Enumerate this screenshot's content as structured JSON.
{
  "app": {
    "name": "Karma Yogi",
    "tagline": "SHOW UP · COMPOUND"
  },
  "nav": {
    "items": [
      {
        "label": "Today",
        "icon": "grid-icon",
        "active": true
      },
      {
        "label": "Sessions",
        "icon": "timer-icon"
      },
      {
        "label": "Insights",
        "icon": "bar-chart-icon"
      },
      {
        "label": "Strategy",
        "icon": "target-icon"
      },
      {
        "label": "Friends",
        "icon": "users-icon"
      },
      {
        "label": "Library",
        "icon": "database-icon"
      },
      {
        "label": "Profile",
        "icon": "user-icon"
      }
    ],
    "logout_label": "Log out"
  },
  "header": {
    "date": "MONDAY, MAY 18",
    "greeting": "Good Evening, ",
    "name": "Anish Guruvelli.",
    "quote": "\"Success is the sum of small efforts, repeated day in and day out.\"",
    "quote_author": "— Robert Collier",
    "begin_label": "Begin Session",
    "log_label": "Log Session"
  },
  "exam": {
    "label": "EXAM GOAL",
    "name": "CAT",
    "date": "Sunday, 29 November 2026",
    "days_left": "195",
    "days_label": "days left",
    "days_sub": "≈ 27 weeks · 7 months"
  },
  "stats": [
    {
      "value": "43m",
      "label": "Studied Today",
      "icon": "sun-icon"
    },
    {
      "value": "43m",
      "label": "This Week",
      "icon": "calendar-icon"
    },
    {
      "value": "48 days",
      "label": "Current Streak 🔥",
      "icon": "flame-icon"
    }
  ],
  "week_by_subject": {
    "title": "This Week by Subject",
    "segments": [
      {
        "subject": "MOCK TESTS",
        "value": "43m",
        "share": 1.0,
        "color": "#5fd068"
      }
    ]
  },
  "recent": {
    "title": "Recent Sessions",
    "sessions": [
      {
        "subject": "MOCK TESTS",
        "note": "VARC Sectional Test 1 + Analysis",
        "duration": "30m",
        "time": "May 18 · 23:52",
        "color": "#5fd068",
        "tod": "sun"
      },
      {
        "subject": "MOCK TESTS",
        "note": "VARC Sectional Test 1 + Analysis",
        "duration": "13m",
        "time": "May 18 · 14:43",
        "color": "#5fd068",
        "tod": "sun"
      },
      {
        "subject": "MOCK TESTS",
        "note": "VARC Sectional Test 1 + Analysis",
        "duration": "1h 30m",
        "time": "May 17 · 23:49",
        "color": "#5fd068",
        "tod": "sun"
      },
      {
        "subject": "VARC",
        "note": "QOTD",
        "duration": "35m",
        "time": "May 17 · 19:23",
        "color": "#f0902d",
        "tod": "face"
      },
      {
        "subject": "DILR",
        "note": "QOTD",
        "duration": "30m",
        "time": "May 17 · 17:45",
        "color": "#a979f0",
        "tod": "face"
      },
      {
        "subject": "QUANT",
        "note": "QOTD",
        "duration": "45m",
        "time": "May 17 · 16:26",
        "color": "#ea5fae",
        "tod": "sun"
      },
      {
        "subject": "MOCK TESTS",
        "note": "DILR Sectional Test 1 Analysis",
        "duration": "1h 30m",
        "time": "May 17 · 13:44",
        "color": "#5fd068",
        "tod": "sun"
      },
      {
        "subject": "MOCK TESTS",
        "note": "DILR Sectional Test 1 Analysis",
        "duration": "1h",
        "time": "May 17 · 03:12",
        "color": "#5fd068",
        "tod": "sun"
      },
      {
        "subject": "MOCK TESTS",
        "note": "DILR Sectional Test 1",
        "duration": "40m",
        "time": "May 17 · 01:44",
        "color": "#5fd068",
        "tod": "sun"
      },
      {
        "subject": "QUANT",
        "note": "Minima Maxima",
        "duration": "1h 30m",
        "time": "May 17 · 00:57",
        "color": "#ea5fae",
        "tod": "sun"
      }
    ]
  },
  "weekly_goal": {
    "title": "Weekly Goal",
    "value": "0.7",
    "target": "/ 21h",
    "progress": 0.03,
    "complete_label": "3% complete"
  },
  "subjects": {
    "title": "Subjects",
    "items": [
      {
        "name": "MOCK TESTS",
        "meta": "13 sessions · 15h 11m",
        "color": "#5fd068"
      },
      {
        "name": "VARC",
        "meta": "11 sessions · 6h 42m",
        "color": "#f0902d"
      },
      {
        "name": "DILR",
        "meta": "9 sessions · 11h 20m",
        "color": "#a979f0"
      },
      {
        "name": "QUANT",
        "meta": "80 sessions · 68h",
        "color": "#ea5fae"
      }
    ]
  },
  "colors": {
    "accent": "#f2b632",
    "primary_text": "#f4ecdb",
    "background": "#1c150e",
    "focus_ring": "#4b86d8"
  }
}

> _Written exercise_: Report how many lines of the listing hold the string "icon", giving only the number.

> _Written answer_: 10